▶ **ENUNCIADO 1**
Transcreva fielmente, nos registros, tudo o que vai da linha que contém "oscillator-axis-tick: 50.00 [1417, 938, 1448, 952]" até a linha que contém "measurement-label-1[interactable]: −426.14 (−6.15%)", ambas incluídas.

▶ **TEXTO CITADO**
'''
Por Ruth Bancewicz

Recortado de Hairy Dark Matter Por NASA / JPL-Caltech [Domínio público], via Wikimedia Commons

Em 1800, alguém mediu a temperatura de um arco-íris. Essa história não é tão estranha quanto parece, porque esse “alguém” não era o tipo de pessoa que procurava um pote de ouro, mas um cientista chamado William Herschel.

Lemuel Francis Abbott [Domínio público], via Wikimedia Commons

Herschel era um músico e astrônomo alemão que ficou famoso por descobrir o planeta Urano. Ele construiu os melhores telescópios de sua época, foi financiado pelo Rei George III, tornou-se membro da Royal Society, primeiro presidente da Royal Astronomical Society e acabou sendo nomeado cavaleiro por seu trabalho. Então, por que uma pessoa tão sensata estava medindo a temperatura de um arco-íris?

Na época de Herschel, todos os astrônomos usavam filtros coloridos para proteger seus olhos quando observavam o sol. A luz que passava pelo filtro estava obviamente um pouco quente, mas Herschel notou que algumas cores do filtro transmitiam mais calor do que outras. Seguindo sua curiosidade, ele usou um prisma para separar a luz solar em um espectro e mediu a temperatura de cada cor. A leitura no termômetro aumentou constantemente de violeta para luz vermelha, mas o mais surpreendente foi que a parte mais quente do arco-íris era a mancha escura além da extremidade vermelha do espectro.
'''
▶ **REGISTROS DE DADOS**
'''
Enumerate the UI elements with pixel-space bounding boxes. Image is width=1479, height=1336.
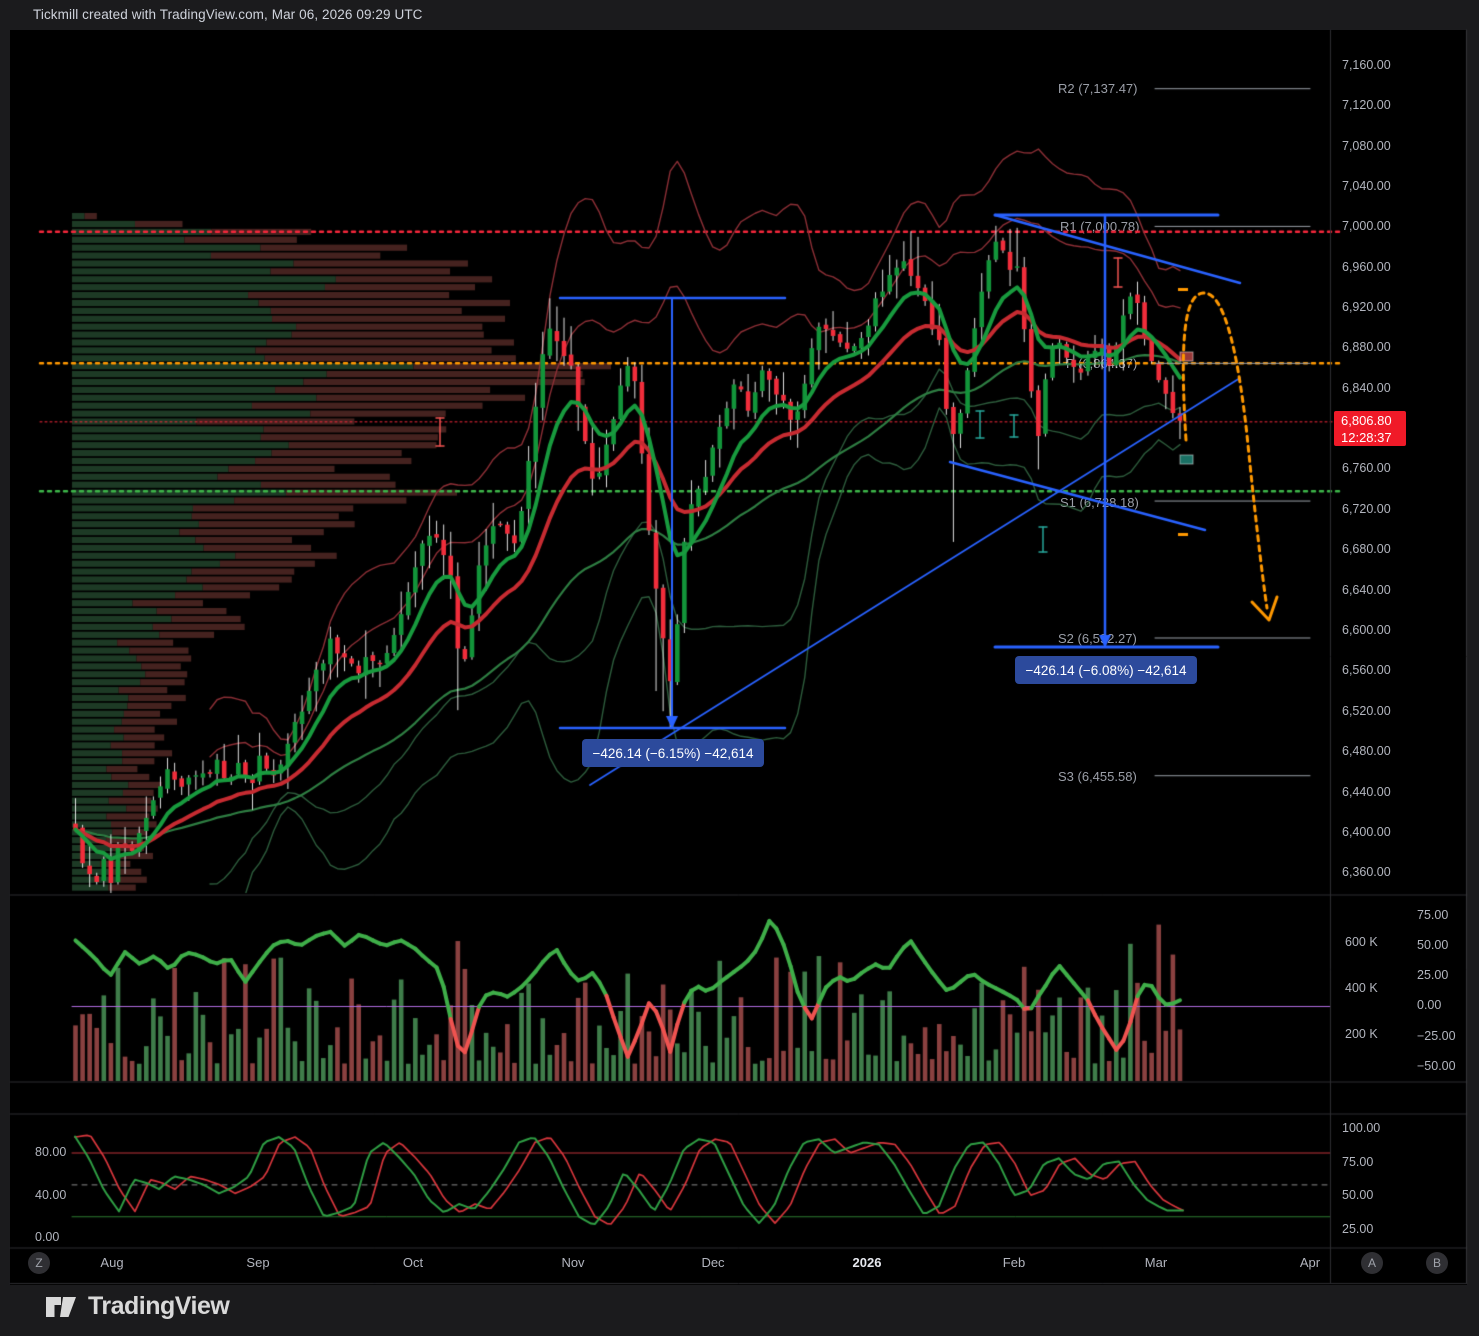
oscillator-axis-tick: 50.00 [1417, 938, 1448, 952]
price-axis-tick: 6,600.00 [1342, 623, 1391, 637]
price-axis-tick: 6,480.00 [1342, 744, 1391, 758]
badge-b[interactable]: B [1426, 1252, 1448, 1274]
time-axis-label-apr: Apr [1300, 1255, 1320, 1270]
price-axis-tick: 6,840.00 [1342, 381, 1391, 395]
price-axis-tick: 6,960.00 [1342, 260, 1391, 274]
time-axis-label-mar: Mar [1145, 1255, 1167, 1270]
time-axis-label-dec: Dec [701, 1255, 724, 1270]
price-axis-tick: 6,760.00 [1342, 461, 1391, 475]
measurement-label-1[interactable]: −426.14 (−6.15%) −42,614 [582, 739, 764, 767]
volume-axis-tick: 600 K [1345, 935, 1378, 949]
time-axis-label-feb: Feb [1003, 1255, 1025, 1270]
price-axis-tick: 7,160.00 [1342, 58, 1391, 72]
volume-axis-tick: 400 K [1345, 981, 1378, 995]
stoch-right-axis-tick: 50.00 [1342, 1188, 1373, 1202]
time-axis-label-sep: Sep [246, 1255, 269, 1270]
stoch-left-axis-tick: 0.00 [35, 1230, 59, 1244]
price-axis-tick: 7,080.00 [1342, 139, 1391, 153]
price-axis-tick: 6,720.00 [1342, 502, 1391, 516]
chart-title: Tickmill created with TradingView.com, M… [33, 7, 423, 22]
price-axis-tick: 6,360.00 [1342, 865, 1391, 879]
chart-canvas[interactable] [0, 0, 1479, 1336]
price-axis-tick: 7,120.00 [1342, 98, 1391, 112]
oscillator-axis-tick: −25.00 [1417, 1029, 1456, 1043]
price-axis-tick: 6,520.00 [1342, 704, 1391, 718]
measurement-label-2[interactable]: −426.14 (−6.08%) −42,614 [1015, 656, 1197, 684]
price-axis-tick: 6,440.00 [1342, 785, 1391, 799]
oscillator-axis-tick: −50.00 [1417, 1059, 1456, 1073]
last-price-value: 6,806.80 [1341, 412, 1406, 429]
volume-axis-tick: 200 K [1345, 1027, 1378, 1041]
time-axis-label-oct: Oct [403, 1255, 423, 1270]
stoch-left-axis-tick: 40.00 [35, 1188, 66, 1202]
stoch-right-axis-tick: 75.00 [1342, 1155, 1373, 1169]
last-price-label[interactable]: 6,806.80 12:28:37 [1334, 411, 1406, 446]
oscillator-axis-tick: 75.00 [1417, 908, 1448, 922]
stoch-left-axis-tick: 80.00 [35, 1145, 66, 1159]
tradingview-logo[interactable]: TradingView [45, 1292, 229, 1321]
bar-countdown: 12:28:37 [1341, 429, 1406, 446]
timezone-badge[interactable]: Z [28, 1252, 50, 1274]
tradingview-logo-text: TradingView [88, 1292, 229, 1321]
price-axis-tick: 6,880.00 [1342, 340, 1391, 354]
oscillator-axis-tick: 0.00 [1417, 998, 1441, 1012]
tradingview-logo-icon [45, 1293, 77, 1321]
price-axis-tick: 6,680.00 [1342, 542, 1391, 556]
stoch-right-axis-tick: 100.00 [1342, 1121, 1380, 1135]
price-axis-tick: 6,920.00 [1342, 300, 1391, 314]
stoch-right-axis-tick: 25.00 [1342, 1222, 1373, 1236]
price-axis-tick: 7,000.00 [1342, 219, 1391, 233]
time-axis-label-nov: Nov [561, 1255, 584, 1270]
tradingview-chart-screenshot: { "header": {"title": "Tickmill created … [0, 0, 1479, 1336]
price-axis-tick: 6,640.00 [1342, 583, 1391, 597]
time-axis-label-2026: 2026 [853, 1255, 882, 1270]
time-axis-label-aug: Aug [100, 1255, 123, 1270]
badge-a[interactable]: A [1361, 1252, 1383, 1274]
price-axis-tick: 6,400.00 [1342, 825, 1391, 839]
price-axis-tick: 6,560.00 [1342, 663, 1391, 677]
price-axis-tick: 7,040.00 [1342, 179, 1391, 193]
oscillator-axis-tick: 25.00 [1417, 968, 1448, 982]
'''
▶ **ENUNCIADO 2**
Responda com base no texto sobre William Herschel:
(a) Por qual descoberta Herschel ficou famoso?
(b) Com que instrumento ele separou a luz solar em um espectro?
(c) Qual foi a parte mais quente do arco-íris?

▶ **RESPOSTA 1**
oscillator-axis-tick: 50.00 [1417, 938, 1448, 952]
price-axis-tick: 6,600.00 [1342, 623, 1391, 637]
price-axis-tick: 6,480.00 [1342, 744, 1391, 758]
badge-b[interactable]: B [1426, 1252, 1448, 1274]
time-axis-label-apr: Apr [1300, 1255, 1320, 1270]
price-axis-tick: 6,840.00 [1342, 381, 1391, 395]
price-axis-tick: 6,960.00 [1342, 260, 1391, 274]
time-axis-label-mar: Mar [1145, 1255, 1167, 1270]
time-axis-label-dec: Dec [701, 1255, 724, 1270]
price-axis-tick: 6,760.00 [1342, 461, 1391, 475]
measurement-label-1[interactable]: −426.14 (−6.15%) −42,614 [582, 739, 764, 767]

▶ **RESPOSTA 2**
(a) A descoberta do planeta Urano.
(b) Um prisma.
(c) A mancha escura além da extremidade vermelha do espectro.